* _Written task_: Find each line with the string "timing" and report it.
————
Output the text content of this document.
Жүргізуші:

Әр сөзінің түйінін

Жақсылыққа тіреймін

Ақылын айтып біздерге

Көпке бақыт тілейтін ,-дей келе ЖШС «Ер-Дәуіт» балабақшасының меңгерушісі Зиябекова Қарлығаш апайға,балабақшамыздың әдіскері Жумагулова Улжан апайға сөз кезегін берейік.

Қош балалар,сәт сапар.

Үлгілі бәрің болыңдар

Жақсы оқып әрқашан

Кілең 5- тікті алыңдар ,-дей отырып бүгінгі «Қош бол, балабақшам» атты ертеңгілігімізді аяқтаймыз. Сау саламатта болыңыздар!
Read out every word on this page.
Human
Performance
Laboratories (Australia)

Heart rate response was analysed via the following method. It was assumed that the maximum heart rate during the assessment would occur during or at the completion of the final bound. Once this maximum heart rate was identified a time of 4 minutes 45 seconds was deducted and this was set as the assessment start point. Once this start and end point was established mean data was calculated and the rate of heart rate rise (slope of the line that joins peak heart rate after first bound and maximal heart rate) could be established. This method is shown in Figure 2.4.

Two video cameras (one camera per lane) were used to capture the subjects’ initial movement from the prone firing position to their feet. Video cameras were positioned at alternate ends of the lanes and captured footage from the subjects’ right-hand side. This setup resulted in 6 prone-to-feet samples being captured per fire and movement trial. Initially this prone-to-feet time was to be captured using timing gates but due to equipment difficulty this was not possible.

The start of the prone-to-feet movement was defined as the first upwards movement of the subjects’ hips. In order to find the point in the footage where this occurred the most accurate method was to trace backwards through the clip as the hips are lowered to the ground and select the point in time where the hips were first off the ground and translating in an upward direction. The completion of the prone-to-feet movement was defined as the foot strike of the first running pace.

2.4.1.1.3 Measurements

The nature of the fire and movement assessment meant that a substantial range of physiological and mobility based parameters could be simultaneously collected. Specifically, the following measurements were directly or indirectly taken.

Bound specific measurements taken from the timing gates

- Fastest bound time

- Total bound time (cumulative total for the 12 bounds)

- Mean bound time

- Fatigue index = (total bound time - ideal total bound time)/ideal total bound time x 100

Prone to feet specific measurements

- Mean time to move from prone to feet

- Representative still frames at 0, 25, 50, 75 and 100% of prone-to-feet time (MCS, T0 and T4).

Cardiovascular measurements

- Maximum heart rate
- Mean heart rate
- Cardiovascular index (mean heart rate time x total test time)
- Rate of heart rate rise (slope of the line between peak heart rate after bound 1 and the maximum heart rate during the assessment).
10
————
* _Reply to the task_:
Two video cameras (one camera per lane) were used to capture the subjects’ initial movement from the prone firing position to their feet. Video cameras were positioned at alternate ends of the lanes and captured footage from the subjects’ right-hand side. This setup resulted in 6 prone-to-feet samples being captured per fire and movement trial. Initially this prone-to-feet time was to be captured using timing gates but due to equipment difficulty this was not possible.
Bound specific measurements taken from the timing gates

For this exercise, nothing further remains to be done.